▶ What is expected:
Say how many lines contain "name", using only the number.

▶ Data for this exercise:
____
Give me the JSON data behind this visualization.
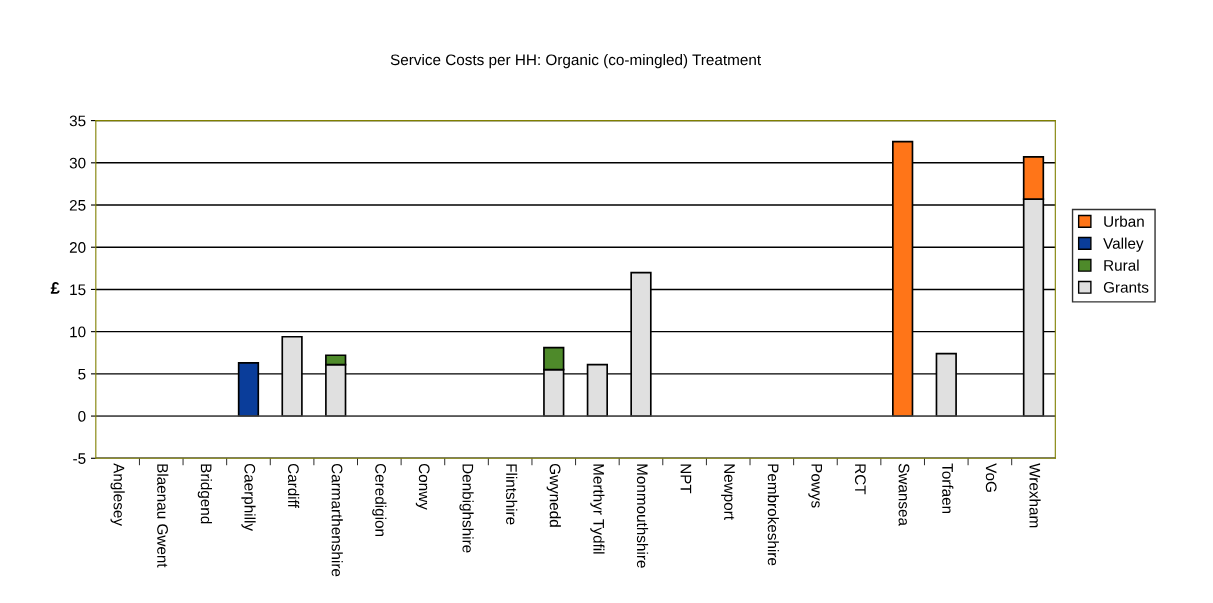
{
  "chart_data": {
    "type": "bar",
    "stacked": true,
    "title": "Service Costs per HH: Organic (co-mingled) Treatment",
    "ylabel": "£",
    "categories": [
      "Anglesey",
      "Blaenau Gwent",
      "Bridgend",
      "Caerphilly",
      "Cardiff",
      "Carmarthenshire",
      "Ceredigion",
      "Conwy",
      "Denbighshire",
      "Flintshire",
      "Gwynedd",
      "Merthyr Tydfil",
      "Monmouthshire",
      "NPT",
      "Newport",
      "Pembrokeshire",
      "Powys",
      "RCT",
      "Swansea",
      "Torfaen",
      "VoG",
      "Wrexham"
    ],
    "series": [
      {
        "name": "Grants",
        "color": "#e0e0e0",
        "values": [
          null,
          null,
          null,
          null,
          9.4,
          6.1,
          null,
          null,
          null,
          null,
          5.5,
          6.1,
          17.0,
          null,
          null,
          null,
          null,
          null,
          null,
          7.4,
          null,
          25.7
        ]
      },
      {
        "name": "Rural",
        "color": "#4e8a2a",
        "values": [
          null,
          null,
          null,
          null,
          null,
          1.1,
          null,
          null,
          null,
          null,
          2.6,
          null,
          null,
          null,
          null,
          null,
          null,
          null,
          null,
          null,
          null,
          null
        ]
      },
      {
        "name": "Valley",
        "color": "#0a3d9a",
        "values": [
          null,
          null,
          null,
          6.3,
          null,
          null,
          null,
          null,
          null,
          null,
          null,
          null,
          null,
          null,
          null,
          null,
          null,
          null,
          null,
          null,
          null,
          null
        ]
      },
      {
        "name": "Urban",
        "color": "#ff7518",
        "values": [
          null,
          null,
          null,
          null,
          null,
          null,
          null,
          null,
          null,
          null,
          null,
          null,
          null,
          null,
          null,
          null,
          null,
          null,
          32.5,
          null,
          null,
          5.0
        ]
      }
    ],
    "ylim": [
      -5,
      35
    ],
    "yticks": [
      -5,
      0,
      5,
      10,
      15,
      20,
      25,
      30,
      35
    ],
    "grid": "y",
    "legend": "right"
  }
}
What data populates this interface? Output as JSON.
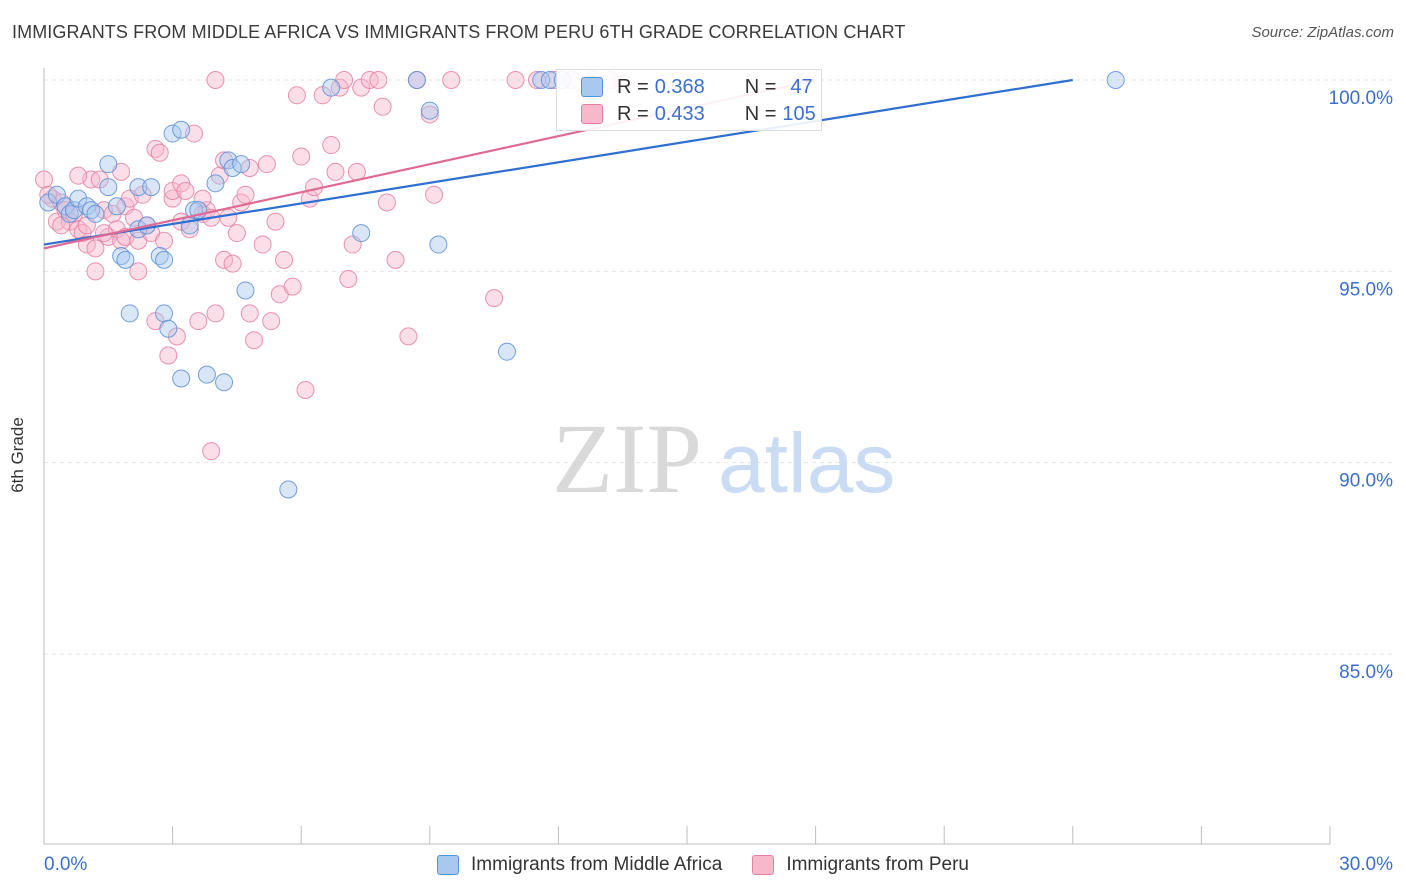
{
  "title": "IMMIGRANTS FROM MIDDLE AFRICA VS IMMIGRANTS FROM PERU 6TH GRADE CORRELATION CHART",
  "source": "Source: ZipAtlas.com",
  "watermark": {
    "zip": "ZIP",
    "atlas": "atlas"
  },
  "colors": {
    "blue_fill": "#a8c8f0",
    "blue_stroke": "#5b8fd6",
    "blue_line": "#2f6fcf",
    "pink_fill": "#f7b8cc",
    "pink_stroke": "#e57fa2",
    "pink_line": "#e06a94",
    "tick_text": "#3a6fd0",
    "grid": "#e3e3e3"
  },
  "legend": {
    "rows": [
      {
        "r_label": "R =",
        "r_value": "0.368",
        "n_label": "N =",
        "n_value": "47"
      },
      {
        "r_label": "R =",
        "r_value": "0.433",
        "n_label": "N =",
        "n_value": "105"
      }
    ]
  },
  "chart_data": {
    "type": "scatter",
    "title": "IMMIGRANTS FROM MIDDLE AFRICA VS IMMIGRANTS FROM PERU 6TH GRADE CORRELATION CHART",
    "xlabel": "",
    "ylabel": "6th Grade",
    "xlim": [
      0,
      30
    ],
    "ylim": [
      80.5,
      100.5
    ],
    "x_tick_labels": [
      "0.0%",
      "30.0%"
    ],
    "y_ticks": [
      85,
      90,
      95,
      100
    ],
    "y_tick_labels": [
      "85.0%",
      "90.0%",
      "95.0%",
      "100.0%"
    ],
    "grid": true,
    "legend_position": "top-center",
    "series": [
      {
        "name": "Immigrants from Middle Africa",
        "R": 0.368,
        "N": 47,
        "trend": {
          "x": [
            0,
            24
          ],
          "y": [
            95.7,
            100.0
          ]
        },
        "points": [
          [
            0.1,
            96.8
          ],
          [
            0.3,
            97.0
          ],
          [
            0.5,
            96.7
          ],
          [
            0.6,
            96.5
          ],
          [
            0.7,
            96.6
          ],
          [
            0.8,
            96.9
          ],
          [
            1.0,
            96.7
          ],
          [
            1.1,
            96.6
          ],
          [
            1.2,
            96.5
          ],
          [
            1.5,
            97.2
          ],
          [
            1.5,
            97.8
          ],
          [
            1.7,
            96.7
          ],
          [
            1.8,
            95.4
          ],
          [
            1.9,
            95.3
          ],
          [
            2.0,
            93.9
          ],
          [
            2.2,
            97.2
          ],
          [
            2.2,
            96.1
          ],
          [
            2.4,
            96.2
          ],
          [
            2.5,
            97.2
          ],
          [
            2.7,
            95.4
          ],
          [
            2.8,
            95.3
          ],
          [
            2.8,
            93.9
          ],
          [
            2.9,
            93.5
          ],
          [
            3.0,
            98.6
          ],
          [
            3.2,
            98.7
          ],
          [
            3.2,
            92.2
          ],
          [
            3.4,
            96.2
          ],
          [
            3.5,
            96.6
          ],
          [
            3.6,
            96.6
          ],
          [
            3.8,
            92.3
          ],
          [
            4.0,
            97.3
          ],
          [
            4.2,
            92.1
          ],
          [
            4.3,
            97.9
          ],
          [
            4.4,
            97.7
          ],
          [
            4.6,
            97.8
          ],
          [
            4.7,
            94.5
          ],
          [
            5.7,
            89.3
          ],
          [
            6.7,
            99.8
          ],
          [
            7.4,
            96.0
          ],
          [
            8.7,
            100.0
          ],
          [
            9.0,
            99.2
          ],
          [
            9.2,
            95.7
          ],
          [
            10.8,
            92.9
          ],
          [
            11.6,
            100.0
          ],
          [
            11.8,
            100.0
          ],
          [
            12.1,
            100.0
          ],
          [
            25.0,
            100.0
          ]
        ]
      },
      {
        "name": "Immigrants from Peru",
        "R": 0.433,
        "N": 105,
        "trend": {
          "x": [
            0,
            18
          ],
          "y": [
            95.6,
            100.0
          ]
        },
        "points": [
          [
            0.0,
            97.4
          ],
          [
            0.2,
            96.9
          ],
          [
            0.3,
            96.3
          ],
          [
            0.4,
            96.8
          ],
          [
            0.5,
            96.6
          ],
          [
            0.6,
            96.3
          ],
          [
            0.7,
            96.5
          ],
          [
            0.8,
            96.1
          ],
          [
            0.9,
            96.0
          ],
          [
            1.0,
            96.2
          ],
          [
            1.0,
            95.7
          ],
          [
            1.1,
            97.4
          ],
          [
            1.2,
            95.0
          ],
          [
            1.2,
            95.6
          ],
          [
            1.3,
            97.4
          ],
          [
            1.4,
            96.6
          ],
          [
            1.5,
            95.9
          ],
          [
            1.6,
            96.5
          ],
          [
            1.7,
            96.1
          ],
          [
            1.8,
            95.8
          ],
          [
            1.8,
            97.6
          ],
          [
            1.9,
            96.7
          ],
          [
            1.9,
            95.9
          ],
          [
            2.0,
            96.9
          ],
          [
            2.1,
            96.4
          ],
          [
            2.2,
            95.8
          ],
          [
            2.2,
            95.0
          ],
          [
            2.4,
            96.2
          ],
          [
            2.5,
            96.0
          ],
          [
            2.6,
            98.2
          ],
          [
            2.6,
            93.7
          ],
          [
            2.7,
            98.1
          ],
          [
            2.8,
            95.8
          ],
          [
            2.9,
            92.8
          ],
          [
            3.0,
            96.9
          ],
          [
            3.0,
            97.1
          ],
          [
            3.1,
            93.3
          ],
          [
            3.2,
            96.3
          ],
          [
            3.2,
            97.3
          ],
          [
            3.3,
            97.1
          ],
          [
            3.4,
            96.1
          ],
          [
            3.5,
            98.6
          ],
          [
            3.6,
            93.7
          ],
          [
            3.7,
            96.5
          ],
          [
            3.8,
            96.6
          ],
          [
            3.9,
            96.4
          ],
          [
            3.9,
            90.3
          ],
          [
            4.0,
            100.0
          ],
          [
            4.0,
            93.9
          ],
          [
            4.1,
            97.5
          ],
          [
            4.2,
            97.9
          ],
          [
            4.2,
            95.3
          ],
          [
            4.3,
            96.4
          ],
          [
            4.4,
            95.2
          ],
          [
            4.5,
            96.0
          ],
          [
            4.6,
            96.8
          ],
          [
            4.8,
            97.7
          ],
          [
            4.8,
            93.9
          ],
          [
            4.9,
            93.2
          ],
          [
            5.1,
            95.7
          ],
          [
            5.2,
            97.8
          ],
          [
            5.3,
            93.7
          ],
          [
            5.4,
            96.3
          ],
          [
            5.5,
            94.4
          ],
          [
            5.6,
            95.3
          ],
          [
            5.8,
            94.6
          ],
          [
            5.9,
            99.6
          ],
          [
            6.0,
            98.0
          ],
          [
            6.1,
            91.9
          ],
          [
            6.2,
            96.9
          ],
          [
            6.5,
            99.6
          ],
          [
            6.7,
            98.3
          ],
          [
            6.8,
            97.6
          ],
          [
            6.9,
            99.8
          ],
          [
            7.0,
            100.0
          ],
          [
            7.1,
            94.8
          ],
          [
            7.2,
            95.7
          ],
          [
            7.4,
            99.8
          ],
          [
            7.6,
            100.0
          ],
          [
            7.8,
            100.0
          ],
          [
            7.9,
            99.3
          ],
          [
            8.0,
            96.8
          ],
          [
            8.2,
            95.3
          ],
          [
            8.5,
            93.3
          ],
          [
            8.7,
            100.0
          ],
          [
            9.0,
            99.1
          ],
          [
            9.1,
            97.0
          ],
          [
            9.5,
            100.0
          ],
          [
            10.5,
            94.3
          ],
          [
            11.0,
            100.0
          ],
          [
            11.5,
            100.0
          ],
          [
            11.9,
            100.0
          ],
          [
            12.3,
            100.0
          ],
          [
            12.8,
            100.0
          ],
          [
            13.2,
            100.0
          ],
          [
            13.5,
            99.9
          ],
          [
            0.1,
            97.0
          ],
          [
            0.4,
            96.2
          ],
          [
            0.8,
            97.5
          ],
          [
            1.4,
            96.0
          ],
          [
            2.3,
            97.0
          ],
          [
            3.7,
            96.9
          ],
          [
            4.7,
            97.0
          ],
          [
            6.3,
            97.2
          ],
          [
            7.3,
            97.6
          ]
        ]
      }
    ]
  }
}
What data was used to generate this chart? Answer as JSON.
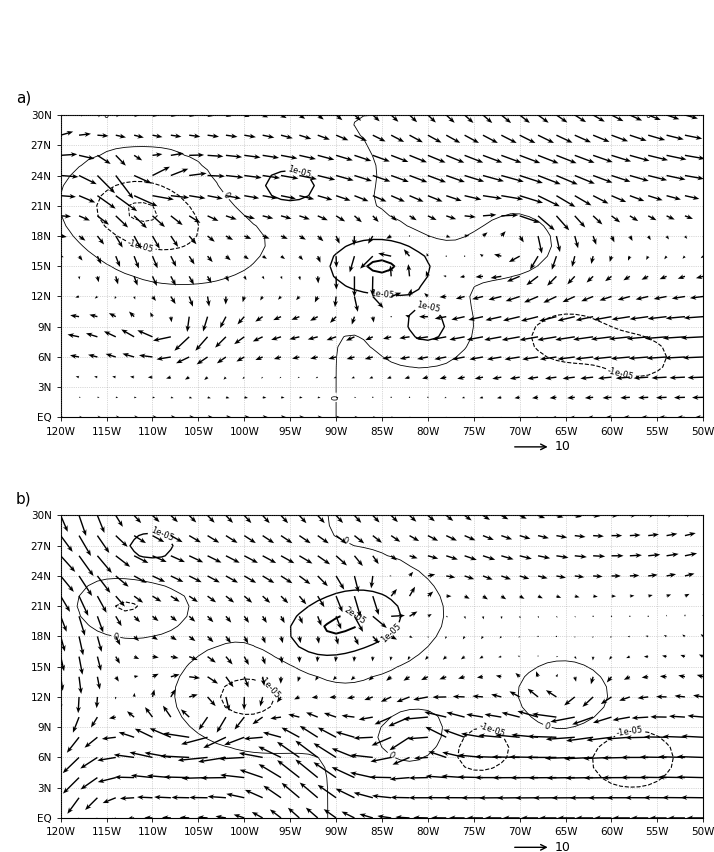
____
▶ Completed task:
6